## To be done
Using the listing below, give the number of lines where "open" appears, and nothing else.

## Excerpt from a dataset
-------
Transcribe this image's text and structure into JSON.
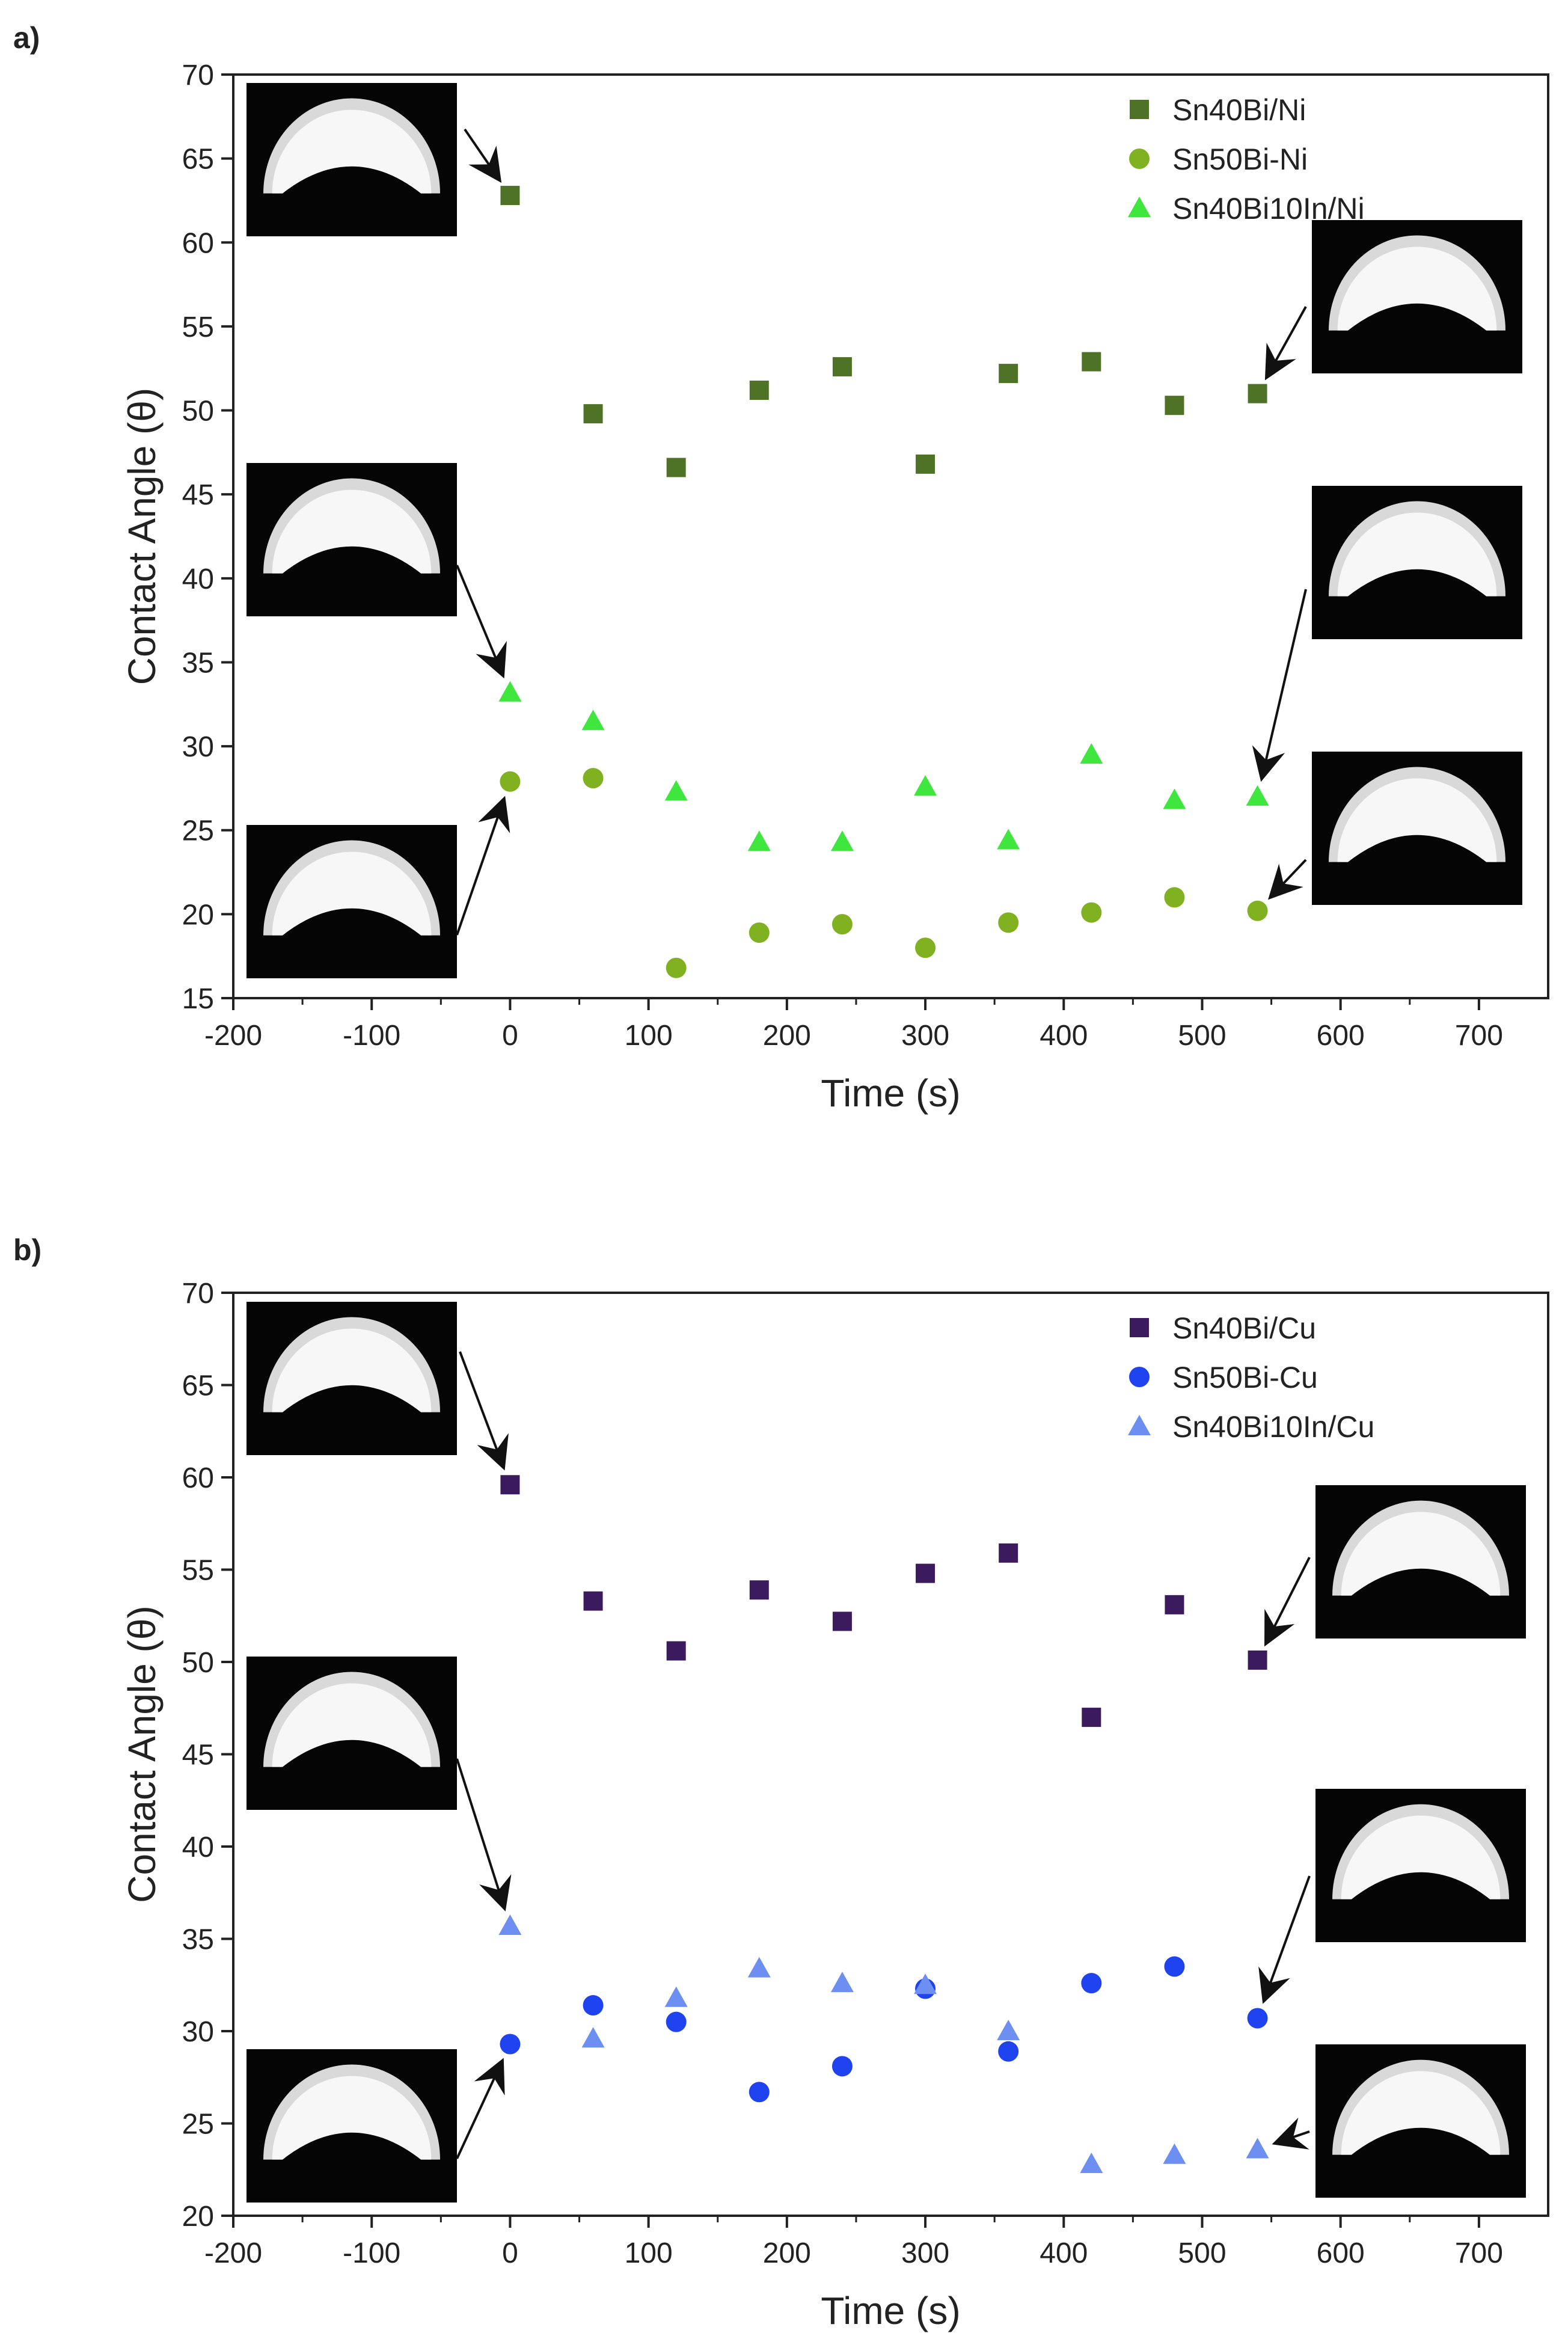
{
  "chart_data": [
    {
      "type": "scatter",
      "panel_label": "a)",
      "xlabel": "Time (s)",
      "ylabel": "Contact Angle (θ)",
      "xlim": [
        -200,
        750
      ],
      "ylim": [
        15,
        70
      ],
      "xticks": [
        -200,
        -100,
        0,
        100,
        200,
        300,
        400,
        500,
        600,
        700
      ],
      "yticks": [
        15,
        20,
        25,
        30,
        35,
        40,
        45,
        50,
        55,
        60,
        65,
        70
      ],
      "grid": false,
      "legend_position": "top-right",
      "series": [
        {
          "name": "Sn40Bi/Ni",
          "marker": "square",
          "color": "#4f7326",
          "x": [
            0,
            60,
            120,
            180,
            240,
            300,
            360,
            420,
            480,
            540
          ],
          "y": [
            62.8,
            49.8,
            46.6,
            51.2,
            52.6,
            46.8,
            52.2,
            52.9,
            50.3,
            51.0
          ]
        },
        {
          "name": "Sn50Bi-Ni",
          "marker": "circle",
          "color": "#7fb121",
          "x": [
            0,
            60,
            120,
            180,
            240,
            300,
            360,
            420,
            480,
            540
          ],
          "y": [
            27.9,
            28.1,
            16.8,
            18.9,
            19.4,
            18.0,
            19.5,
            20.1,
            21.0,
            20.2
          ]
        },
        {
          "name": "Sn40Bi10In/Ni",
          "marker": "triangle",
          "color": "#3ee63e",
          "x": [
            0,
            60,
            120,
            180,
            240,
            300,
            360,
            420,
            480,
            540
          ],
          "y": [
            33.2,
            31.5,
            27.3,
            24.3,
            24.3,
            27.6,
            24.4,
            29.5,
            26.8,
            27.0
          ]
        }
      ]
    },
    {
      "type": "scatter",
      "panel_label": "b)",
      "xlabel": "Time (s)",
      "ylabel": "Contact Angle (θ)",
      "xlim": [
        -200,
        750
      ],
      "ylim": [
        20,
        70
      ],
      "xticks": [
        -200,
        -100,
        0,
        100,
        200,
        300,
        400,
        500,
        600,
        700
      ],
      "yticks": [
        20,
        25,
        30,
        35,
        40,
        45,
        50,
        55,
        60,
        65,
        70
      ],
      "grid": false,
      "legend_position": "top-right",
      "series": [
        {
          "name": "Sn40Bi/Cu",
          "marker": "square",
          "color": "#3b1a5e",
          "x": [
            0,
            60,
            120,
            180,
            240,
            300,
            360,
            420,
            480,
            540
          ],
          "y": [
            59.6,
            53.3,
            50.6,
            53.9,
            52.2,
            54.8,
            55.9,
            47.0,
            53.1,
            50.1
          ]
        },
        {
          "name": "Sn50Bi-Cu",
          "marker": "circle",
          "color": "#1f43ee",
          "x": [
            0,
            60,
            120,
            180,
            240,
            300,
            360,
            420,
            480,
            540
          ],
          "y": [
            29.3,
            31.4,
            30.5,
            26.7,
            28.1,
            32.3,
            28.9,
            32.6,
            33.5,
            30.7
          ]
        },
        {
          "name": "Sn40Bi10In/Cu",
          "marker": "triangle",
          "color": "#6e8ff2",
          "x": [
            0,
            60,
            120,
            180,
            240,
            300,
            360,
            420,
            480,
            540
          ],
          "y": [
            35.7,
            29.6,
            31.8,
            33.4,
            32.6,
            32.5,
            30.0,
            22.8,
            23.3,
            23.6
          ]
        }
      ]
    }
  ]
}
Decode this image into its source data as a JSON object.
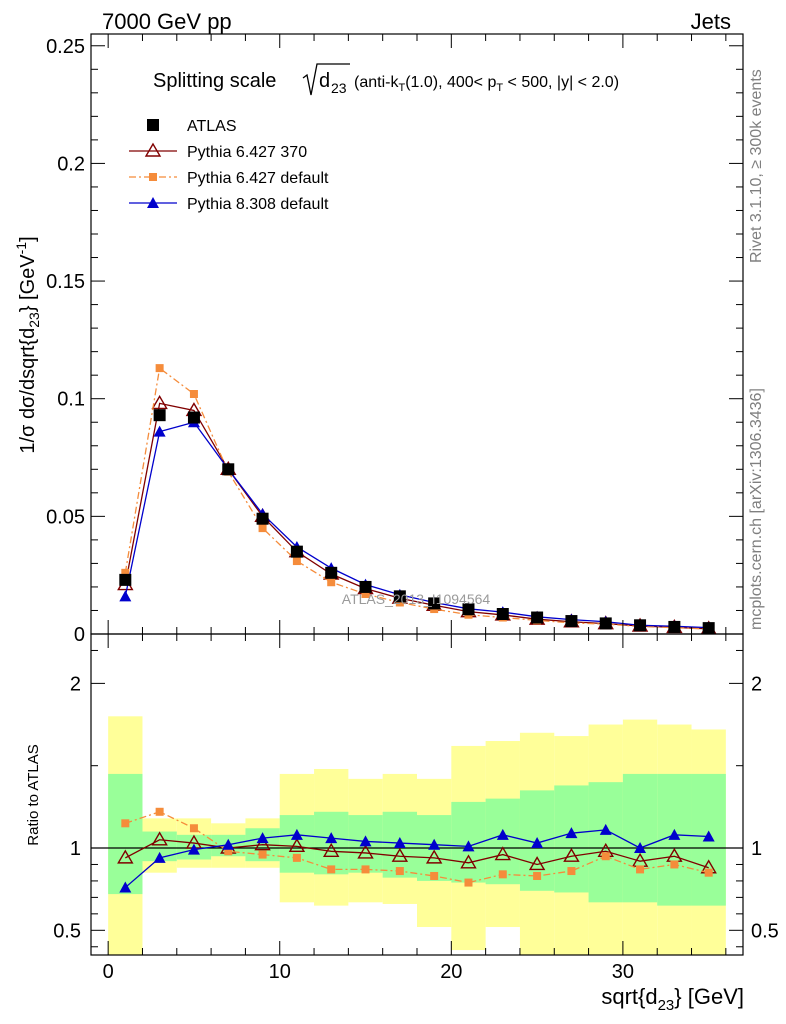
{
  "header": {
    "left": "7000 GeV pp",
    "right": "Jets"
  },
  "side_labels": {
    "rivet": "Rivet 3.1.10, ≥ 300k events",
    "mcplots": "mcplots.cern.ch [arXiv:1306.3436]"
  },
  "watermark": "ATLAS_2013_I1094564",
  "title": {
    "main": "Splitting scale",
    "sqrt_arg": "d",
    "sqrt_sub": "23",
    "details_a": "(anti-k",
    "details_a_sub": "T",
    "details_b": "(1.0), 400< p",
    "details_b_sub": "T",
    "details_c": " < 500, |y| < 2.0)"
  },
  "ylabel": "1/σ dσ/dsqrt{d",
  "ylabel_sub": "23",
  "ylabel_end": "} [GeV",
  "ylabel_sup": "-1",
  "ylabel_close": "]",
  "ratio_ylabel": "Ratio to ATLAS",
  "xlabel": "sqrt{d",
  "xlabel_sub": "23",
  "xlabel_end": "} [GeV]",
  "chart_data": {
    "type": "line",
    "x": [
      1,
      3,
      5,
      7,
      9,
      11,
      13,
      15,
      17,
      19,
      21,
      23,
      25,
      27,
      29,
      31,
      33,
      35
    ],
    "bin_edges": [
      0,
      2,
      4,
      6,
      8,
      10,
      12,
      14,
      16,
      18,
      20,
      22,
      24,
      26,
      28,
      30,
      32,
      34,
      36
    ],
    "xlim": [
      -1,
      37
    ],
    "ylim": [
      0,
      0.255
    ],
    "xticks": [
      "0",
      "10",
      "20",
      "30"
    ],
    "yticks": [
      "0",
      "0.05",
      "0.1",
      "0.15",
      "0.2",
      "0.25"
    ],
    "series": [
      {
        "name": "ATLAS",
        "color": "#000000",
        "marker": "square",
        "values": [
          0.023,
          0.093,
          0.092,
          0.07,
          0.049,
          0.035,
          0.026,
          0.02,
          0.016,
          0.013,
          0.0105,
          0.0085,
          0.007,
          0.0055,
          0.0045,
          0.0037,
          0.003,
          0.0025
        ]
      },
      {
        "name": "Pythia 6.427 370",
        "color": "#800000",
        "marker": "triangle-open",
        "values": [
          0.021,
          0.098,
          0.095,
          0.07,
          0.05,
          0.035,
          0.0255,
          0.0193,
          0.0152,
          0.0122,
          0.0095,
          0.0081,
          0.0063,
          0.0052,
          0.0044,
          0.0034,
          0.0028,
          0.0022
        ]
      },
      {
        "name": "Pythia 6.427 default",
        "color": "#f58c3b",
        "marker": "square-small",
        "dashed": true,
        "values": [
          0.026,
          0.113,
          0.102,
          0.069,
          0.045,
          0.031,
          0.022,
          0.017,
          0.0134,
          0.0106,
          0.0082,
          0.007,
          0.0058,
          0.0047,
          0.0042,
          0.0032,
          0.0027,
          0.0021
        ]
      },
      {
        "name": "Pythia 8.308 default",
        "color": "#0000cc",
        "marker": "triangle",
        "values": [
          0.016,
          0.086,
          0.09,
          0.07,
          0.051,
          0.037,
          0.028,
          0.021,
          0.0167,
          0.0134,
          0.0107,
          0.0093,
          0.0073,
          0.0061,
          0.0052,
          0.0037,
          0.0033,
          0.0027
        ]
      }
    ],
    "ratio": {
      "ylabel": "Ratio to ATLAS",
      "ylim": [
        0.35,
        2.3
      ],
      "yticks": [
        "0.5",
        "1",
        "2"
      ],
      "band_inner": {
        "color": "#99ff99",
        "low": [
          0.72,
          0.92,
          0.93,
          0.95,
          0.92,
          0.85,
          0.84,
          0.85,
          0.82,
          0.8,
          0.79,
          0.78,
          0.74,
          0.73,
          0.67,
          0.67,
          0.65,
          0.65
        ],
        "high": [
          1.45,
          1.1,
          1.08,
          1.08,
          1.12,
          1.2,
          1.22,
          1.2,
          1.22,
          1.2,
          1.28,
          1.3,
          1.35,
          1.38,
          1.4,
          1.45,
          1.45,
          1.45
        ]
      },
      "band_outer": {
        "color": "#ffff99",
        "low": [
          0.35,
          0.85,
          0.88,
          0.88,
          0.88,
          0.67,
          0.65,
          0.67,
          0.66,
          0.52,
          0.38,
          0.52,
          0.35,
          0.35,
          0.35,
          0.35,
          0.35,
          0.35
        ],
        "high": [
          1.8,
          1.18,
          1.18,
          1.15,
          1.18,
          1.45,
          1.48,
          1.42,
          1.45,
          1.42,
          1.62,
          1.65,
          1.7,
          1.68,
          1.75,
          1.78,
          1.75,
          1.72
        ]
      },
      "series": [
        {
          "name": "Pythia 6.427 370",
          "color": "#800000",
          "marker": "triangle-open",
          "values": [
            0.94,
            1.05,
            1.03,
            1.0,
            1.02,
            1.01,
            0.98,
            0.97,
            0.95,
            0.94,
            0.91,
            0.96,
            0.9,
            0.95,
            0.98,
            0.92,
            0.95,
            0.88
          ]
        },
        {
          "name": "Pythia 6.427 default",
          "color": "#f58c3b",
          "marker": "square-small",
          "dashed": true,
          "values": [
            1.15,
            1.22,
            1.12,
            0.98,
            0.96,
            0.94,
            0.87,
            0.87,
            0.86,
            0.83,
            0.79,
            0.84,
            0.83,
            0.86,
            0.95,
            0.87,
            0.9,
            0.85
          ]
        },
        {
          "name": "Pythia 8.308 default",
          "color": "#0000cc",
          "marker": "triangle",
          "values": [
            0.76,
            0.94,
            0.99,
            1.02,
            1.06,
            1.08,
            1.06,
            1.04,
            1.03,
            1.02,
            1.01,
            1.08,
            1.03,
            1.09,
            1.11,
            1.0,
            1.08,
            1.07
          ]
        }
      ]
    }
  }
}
-------
## Final answer
2